## WHAT TO DO
Extract the entries from the start through the line containing "- x-tick-label: 2.3: [276, 214, 292, 226]", and repeat these lines exactly. Leave out everything after that line.

Entries taken from a collection:
┄┄┄┄┄┄┄┄┄┄┄┄┄┄┄┄┄┄┄┄

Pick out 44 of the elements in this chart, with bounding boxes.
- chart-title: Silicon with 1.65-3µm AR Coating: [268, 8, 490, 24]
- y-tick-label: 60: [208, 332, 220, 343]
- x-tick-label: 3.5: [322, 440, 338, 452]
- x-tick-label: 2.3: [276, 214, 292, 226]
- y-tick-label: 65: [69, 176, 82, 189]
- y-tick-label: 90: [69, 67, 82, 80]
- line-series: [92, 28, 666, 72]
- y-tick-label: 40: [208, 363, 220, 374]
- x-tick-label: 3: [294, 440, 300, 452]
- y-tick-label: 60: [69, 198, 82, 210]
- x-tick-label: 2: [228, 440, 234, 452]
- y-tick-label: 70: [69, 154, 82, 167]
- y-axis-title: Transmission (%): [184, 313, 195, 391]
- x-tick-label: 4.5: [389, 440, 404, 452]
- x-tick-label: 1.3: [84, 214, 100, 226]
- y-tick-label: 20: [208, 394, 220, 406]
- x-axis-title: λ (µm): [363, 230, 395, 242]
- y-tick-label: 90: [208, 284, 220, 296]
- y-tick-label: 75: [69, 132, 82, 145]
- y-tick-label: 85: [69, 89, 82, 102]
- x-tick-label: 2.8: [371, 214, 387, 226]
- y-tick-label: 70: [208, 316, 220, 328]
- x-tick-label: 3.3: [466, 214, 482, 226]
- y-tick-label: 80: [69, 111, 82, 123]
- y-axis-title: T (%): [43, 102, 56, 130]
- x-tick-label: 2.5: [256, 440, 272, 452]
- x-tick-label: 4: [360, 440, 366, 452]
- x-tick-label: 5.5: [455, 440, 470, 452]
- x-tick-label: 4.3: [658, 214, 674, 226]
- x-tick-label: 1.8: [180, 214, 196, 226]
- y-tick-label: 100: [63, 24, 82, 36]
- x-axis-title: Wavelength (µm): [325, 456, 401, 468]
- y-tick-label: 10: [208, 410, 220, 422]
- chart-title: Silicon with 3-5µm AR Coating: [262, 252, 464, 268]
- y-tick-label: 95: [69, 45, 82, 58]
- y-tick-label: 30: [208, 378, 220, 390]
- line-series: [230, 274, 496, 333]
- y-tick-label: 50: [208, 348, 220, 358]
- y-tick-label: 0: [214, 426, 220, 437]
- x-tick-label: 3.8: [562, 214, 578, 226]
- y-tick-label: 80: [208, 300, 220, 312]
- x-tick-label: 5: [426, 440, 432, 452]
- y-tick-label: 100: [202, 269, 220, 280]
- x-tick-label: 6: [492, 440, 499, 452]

┄┄┄┄┄┄┄┄┄┄┄┄┄┄┄┄┄┄┄┄

## COMPLETE OUTPUT
Pick out 44 of the elements in this chart, with bounding boxes.
- chart-title: Silicon with 1.65-3µm AR Coating: [268, 8, 490, 24]
- y-tick-label: 60: [208, 332, 220, 343]
- x-tick-label: 3.5: [322, 440, 338, 452]
- x-tick-label: 2.3: [276, 214, 292, 226]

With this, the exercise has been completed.